[Collected data]
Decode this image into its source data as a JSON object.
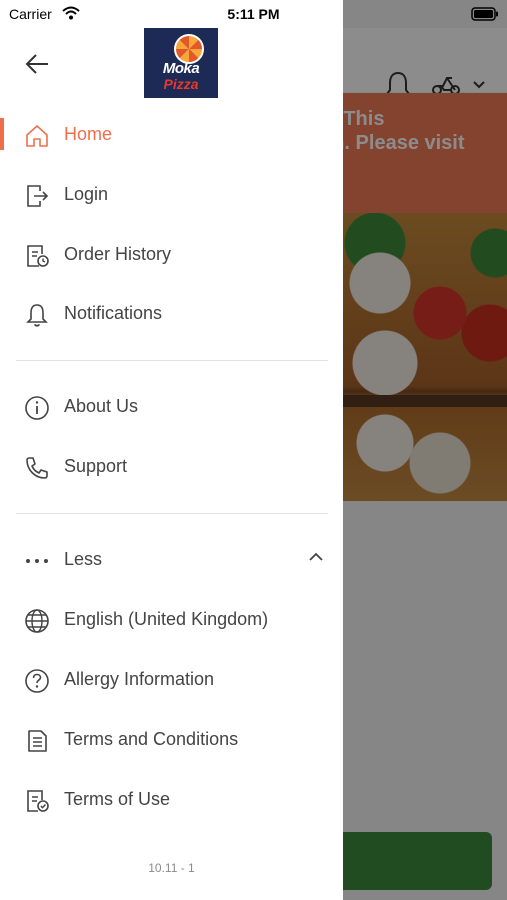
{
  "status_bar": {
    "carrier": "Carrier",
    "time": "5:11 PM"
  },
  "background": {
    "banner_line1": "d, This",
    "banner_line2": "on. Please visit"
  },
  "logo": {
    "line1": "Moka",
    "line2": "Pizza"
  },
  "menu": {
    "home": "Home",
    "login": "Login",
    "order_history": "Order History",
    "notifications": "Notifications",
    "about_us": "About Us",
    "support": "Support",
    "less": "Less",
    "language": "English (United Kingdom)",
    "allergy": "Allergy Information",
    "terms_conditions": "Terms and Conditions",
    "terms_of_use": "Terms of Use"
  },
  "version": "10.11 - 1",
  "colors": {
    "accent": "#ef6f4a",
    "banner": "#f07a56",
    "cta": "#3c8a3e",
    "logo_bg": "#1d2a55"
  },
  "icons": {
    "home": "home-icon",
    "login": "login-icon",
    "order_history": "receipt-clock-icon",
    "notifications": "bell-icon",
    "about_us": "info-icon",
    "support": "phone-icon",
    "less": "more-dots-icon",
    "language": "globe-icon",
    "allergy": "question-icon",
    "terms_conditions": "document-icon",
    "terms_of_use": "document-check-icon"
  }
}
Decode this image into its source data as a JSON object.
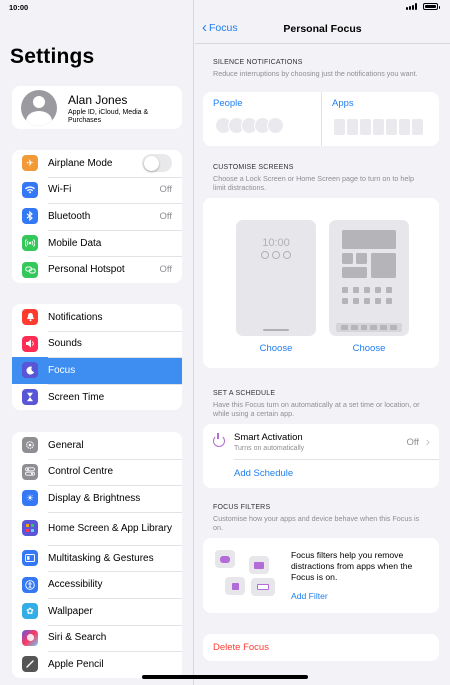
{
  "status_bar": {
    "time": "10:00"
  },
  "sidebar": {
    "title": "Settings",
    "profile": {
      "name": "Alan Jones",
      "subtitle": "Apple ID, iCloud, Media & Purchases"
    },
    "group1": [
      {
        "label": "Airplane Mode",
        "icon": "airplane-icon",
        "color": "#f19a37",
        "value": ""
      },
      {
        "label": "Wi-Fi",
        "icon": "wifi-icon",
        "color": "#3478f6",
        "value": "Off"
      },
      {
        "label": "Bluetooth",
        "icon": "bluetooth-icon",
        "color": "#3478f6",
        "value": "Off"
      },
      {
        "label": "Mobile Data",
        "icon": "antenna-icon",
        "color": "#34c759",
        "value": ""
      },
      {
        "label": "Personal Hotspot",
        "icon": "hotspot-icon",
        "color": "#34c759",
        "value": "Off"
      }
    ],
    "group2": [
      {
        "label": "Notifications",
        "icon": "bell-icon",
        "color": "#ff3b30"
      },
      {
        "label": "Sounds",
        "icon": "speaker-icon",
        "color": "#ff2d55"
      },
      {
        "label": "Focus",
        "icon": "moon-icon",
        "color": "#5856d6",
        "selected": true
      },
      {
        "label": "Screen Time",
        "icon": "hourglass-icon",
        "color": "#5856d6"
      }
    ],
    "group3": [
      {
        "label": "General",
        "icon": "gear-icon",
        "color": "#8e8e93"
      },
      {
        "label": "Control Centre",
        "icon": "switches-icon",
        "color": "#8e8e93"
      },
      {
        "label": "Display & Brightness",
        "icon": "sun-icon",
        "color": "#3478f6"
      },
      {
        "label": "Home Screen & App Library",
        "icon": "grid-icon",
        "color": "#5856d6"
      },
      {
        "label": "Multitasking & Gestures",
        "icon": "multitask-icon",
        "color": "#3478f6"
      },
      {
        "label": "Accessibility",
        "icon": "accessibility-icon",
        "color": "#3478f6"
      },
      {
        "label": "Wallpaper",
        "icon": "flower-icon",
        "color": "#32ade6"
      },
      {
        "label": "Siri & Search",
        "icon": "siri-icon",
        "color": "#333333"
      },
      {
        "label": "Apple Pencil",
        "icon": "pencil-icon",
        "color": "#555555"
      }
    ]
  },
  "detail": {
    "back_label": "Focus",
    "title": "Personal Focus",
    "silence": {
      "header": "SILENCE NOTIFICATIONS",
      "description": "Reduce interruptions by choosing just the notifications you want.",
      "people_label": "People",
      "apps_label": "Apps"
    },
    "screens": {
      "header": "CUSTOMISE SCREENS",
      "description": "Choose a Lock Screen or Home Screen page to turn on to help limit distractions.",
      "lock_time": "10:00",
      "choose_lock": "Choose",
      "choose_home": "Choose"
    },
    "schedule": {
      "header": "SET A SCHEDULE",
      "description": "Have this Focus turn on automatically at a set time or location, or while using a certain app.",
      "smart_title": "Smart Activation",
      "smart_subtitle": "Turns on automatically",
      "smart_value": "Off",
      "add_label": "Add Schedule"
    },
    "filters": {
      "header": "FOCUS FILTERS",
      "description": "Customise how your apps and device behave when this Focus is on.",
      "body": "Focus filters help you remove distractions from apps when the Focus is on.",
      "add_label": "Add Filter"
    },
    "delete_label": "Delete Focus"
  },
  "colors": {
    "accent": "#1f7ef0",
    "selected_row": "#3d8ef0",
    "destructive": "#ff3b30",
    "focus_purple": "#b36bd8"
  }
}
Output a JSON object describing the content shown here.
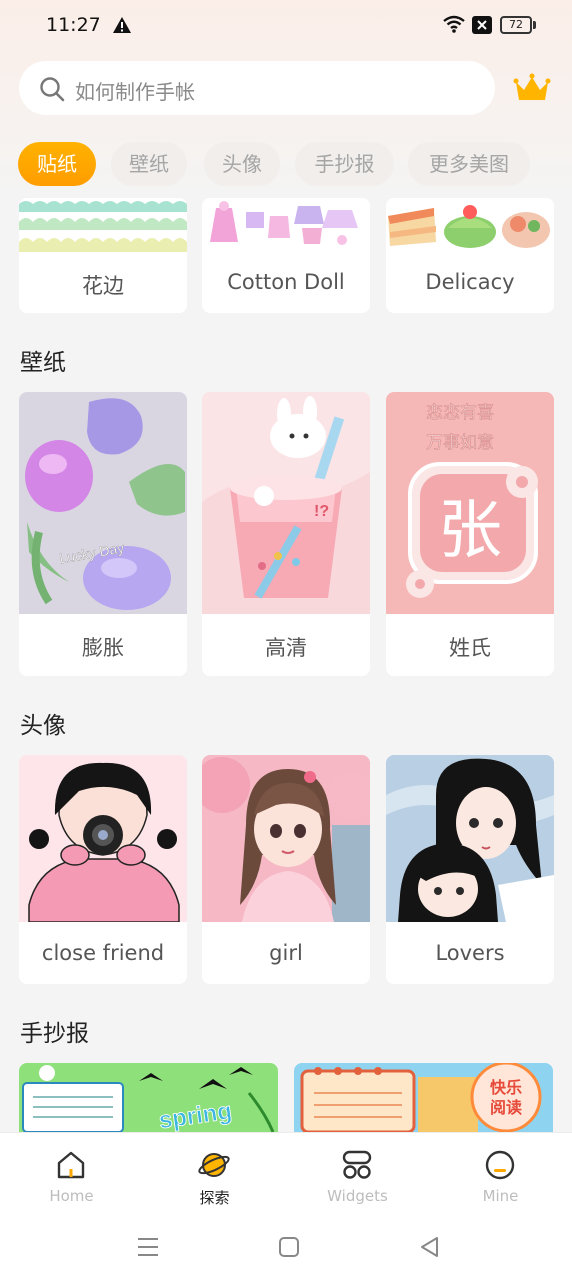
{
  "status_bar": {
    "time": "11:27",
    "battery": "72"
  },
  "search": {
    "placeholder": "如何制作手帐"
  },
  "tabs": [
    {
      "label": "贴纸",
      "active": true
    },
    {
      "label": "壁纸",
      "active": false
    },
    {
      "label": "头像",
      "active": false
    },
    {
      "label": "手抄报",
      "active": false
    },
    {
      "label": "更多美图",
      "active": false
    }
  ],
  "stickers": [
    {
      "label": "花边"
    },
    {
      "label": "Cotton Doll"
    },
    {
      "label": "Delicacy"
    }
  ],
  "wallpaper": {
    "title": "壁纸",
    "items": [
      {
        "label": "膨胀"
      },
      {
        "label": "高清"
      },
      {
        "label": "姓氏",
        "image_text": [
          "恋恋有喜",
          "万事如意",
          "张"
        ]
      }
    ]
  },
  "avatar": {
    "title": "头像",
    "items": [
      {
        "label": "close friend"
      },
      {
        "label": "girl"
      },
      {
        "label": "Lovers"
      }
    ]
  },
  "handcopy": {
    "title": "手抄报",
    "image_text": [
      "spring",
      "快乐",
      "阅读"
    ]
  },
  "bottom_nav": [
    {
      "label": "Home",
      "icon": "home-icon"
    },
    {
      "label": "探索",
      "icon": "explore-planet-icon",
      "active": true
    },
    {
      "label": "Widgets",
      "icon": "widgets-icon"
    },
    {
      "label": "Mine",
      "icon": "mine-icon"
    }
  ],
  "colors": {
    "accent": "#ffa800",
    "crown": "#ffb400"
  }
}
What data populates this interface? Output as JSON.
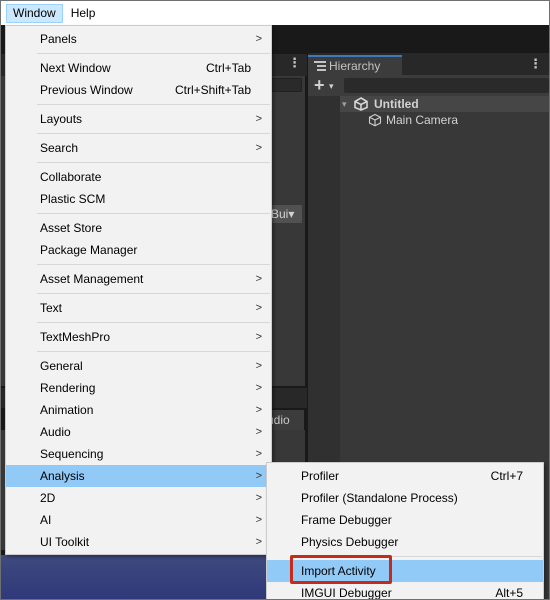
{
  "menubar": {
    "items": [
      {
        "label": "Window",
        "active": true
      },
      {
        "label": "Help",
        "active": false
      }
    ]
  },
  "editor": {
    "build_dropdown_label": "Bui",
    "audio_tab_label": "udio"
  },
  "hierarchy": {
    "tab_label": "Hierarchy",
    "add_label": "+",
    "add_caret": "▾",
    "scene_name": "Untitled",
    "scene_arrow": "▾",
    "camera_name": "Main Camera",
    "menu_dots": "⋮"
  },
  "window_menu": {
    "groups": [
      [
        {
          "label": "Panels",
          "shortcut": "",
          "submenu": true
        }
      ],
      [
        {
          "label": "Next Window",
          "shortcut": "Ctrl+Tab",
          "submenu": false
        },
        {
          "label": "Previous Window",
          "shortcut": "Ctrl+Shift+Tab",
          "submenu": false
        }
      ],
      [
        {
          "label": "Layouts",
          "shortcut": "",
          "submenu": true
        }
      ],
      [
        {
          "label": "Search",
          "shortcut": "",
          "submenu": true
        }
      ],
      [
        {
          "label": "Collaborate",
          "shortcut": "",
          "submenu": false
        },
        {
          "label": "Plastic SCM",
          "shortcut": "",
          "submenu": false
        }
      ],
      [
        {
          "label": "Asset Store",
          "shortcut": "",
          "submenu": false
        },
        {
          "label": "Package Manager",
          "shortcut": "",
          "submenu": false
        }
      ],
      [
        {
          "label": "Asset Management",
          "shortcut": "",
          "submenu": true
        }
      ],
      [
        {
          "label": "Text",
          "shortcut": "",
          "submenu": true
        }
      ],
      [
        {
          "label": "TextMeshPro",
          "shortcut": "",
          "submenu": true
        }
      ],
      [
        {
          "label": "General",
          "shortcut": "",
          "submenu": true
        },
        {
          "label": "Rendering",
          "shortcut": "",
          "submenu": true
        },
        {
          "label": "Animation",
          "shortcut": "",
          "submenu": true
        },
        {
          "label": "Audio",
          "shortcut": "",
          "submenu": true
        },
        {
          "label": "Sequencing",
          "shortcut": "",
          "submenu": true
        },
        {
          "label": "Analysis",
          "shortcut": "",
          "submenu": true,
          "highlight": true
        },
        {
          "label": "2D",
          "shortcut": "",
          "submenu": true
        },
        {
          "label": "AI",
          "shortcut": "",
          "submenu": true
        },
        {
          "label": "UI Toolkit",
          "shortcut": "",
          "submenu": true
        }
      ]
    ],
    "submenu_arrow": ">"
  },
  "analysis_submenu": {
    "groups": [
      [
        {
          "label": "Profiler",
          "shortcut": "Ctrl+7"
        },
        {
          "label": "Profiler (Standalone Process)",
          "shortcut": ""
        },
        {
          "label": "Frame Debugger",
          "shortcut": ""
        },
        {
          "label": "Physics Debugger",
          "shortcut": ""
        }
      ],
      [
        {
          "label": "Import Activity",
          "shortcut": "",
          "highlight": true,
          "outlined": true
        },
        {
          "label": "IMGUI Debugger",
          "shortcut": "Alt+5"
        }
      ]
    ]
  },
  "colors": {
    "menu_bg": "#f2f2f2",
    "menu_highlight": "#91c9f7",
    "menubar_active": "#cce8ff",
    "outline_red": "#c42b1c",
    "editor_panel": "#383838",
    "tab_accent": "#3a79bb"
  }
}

## SHORT PROBLEM
List each line in the listing that contains the string "support".

## FINAL ANSWER
    "support": "Support",
    "support": "phone-icon",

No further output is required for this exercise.